Show all lines from the listing below that contain "this".

# start of DATA SUPPLIED

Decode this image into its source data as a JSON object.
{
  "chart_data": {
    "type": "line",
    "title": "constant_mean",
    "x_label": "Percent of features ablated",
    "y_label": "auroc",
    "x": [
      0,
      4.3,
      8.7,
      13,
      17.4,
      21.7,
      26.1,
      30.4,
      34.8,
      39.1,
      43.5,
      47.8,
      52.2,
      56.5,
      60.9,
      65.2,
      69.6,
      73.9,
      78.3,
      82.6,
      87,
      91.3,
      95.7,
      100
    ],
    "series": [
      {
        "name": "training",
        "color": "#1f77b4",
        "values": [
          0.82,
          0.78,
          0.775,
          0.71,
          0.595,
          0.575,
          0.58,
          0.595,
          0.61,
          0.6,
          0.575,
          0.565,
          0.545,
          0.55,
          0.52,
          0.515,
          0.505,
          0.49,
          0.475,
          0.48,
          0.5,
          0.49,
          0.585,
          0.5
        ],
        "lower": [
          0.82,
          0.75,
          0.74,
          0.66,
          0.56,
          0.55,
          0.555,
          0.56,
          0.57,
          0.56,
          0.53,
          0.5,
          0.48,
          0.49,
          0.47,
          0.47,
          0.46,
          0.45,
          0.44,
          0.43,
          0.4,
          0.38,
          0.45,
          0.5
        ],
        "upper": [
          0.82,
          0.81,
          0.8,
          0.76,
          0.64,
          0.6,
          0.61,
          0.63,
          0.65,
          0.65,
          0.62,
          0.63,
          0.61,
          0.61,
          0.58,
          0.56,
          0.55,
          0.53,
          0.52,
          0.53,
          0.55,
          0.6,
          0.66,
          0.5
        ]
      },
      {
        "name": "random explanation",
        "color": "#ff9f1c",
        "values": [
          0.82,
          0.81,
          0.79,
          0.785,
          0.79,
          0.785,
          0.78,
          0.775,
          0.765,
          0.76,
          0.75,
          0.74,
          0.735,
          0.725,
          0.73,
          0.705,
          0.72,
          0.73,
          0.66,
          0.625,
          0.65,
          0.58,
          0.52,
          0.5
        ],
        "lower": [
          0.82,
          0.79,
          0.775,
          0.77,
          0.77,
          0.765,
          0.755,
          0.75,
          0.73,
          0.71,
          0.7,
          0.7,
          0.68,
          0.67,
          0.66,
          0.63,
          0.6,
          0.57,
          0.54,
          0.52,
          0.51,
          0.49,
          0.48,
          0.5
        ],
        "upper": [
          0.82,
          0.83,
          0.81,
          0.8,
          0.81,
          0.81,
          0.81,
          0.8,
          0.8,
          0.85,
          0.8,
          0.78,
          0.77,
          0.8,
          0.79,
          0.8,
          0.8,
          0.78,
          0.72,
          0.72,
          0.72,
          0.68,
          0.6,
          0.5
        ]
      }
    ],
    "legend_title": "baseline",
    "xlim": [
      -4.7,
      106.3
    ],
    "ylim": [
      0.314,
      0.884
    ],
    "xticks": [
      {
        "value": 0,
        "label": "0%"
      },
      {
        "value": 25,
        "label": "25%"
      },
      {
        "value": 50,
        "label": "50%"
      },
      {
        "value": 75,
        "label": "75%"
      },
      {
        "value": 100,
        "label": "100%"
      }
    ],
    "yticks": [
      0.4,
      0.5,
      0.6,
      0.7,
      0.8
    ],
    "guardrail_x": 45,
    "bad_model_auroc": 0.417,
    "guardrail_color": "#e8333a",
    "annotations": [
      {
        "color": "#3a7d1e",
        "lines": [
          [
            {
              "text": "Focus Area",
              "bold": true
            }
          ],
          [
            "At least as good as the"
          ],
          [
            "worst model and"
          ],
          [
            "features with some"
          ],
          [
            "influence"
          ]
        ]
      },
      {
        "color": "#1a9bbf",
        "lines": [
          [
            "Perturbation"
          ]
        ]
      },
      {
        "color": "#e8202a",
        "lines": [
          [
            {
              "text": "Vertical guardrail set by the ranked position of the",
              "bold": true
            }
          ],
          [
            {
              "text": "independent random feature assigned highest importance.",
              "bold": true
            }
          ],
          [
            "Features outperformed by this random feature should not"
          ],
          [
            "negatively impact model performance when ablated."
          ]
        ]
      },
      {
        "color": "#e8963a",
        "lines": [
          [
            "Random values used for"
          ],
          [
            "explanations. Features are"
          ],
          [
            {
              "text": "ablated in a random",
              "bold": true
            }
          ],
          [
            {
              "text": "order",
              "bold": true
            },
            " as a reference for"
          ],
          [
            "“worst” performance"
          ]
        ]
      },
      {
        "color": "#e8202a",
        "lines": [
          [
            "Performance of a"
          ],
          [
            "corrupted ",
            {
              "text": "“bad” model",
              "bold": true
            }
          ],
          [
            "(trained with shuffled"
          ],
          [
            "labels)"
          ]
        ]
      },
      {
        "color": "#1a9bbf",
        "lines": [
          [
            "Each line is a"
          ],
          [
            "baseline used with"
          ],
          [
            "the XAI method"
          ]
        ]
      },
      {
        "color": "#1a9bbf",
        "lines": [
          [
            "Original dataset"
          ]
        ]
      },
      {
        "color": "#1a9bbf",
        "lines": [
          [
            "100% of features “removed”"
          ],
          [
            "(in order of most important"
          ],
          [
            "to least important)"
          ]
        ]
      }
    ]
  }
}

# end of DATA SUPPLIED

ANSWER FOR THE TASK:
Decode this image into its source data as a JSON object.
            "Features outperformed by this random feature should not"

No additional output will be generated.